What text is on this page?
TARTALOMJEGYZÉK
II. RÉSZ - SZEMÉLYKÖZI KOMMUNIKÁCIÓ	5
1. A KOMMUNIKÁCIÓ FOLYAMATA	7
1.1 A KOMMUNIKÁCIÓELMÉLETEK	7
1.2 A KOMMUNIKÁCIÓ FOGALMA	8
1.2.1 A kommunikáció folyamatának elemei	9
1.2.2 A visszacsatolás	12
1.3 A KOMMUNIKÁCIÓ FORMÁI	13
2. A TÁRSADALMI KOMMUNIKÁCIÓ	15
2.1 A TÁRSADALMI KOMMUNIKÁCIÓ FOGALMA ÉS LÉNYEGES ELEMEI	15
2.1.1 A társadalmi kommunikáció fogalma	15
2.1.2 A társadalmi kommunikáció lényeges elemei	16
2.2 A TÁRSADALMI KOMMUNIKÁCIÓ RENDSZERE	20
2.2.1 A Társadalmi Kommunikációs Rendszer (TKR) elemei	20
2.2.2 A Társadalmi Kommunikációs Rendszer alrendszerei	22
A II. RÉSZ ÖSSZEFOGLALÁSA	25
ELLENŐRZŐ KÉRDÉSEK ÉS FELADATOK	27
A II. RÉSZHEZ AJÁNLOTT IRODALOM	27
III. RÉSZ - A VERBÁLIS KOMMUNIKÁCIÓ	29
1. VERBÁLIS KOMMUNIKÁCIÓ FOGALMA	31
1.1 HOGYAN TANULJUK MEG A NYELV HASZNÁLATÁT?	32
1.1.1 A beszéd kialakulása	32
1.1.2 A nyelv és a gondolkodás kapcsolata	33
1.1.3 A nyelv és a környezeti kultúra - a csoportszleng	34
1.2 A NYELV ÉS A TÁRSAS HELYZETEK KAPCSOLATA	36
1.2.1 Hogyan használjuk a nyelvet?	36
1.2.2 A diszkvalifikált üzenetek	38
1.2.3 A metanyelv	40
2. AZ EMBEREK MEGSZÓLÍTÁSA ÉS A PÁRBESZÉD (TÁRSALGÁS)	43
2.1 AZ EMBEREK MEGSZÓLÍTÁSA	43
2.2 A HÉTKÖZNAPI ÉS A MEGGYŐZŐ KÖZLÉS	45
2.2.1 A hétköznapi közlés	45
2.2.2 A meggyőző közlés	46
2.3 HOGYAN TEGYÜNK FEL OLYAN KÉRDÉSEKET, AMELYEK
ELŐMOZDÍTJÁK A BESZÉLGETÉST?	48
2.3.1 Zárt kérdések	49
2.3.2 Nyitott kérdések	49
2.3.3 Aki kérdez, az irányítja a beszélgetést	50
######
**Written instruction**
Look through the records and gather every line containing "Kommunikációs".

**Written solution**
2.2.1 A Társadalmi Kommunikációs Rendszer (TKR) elemei	20
2.2.2 A Társadalmi Kommunikációs Rendszer alrendszerei	22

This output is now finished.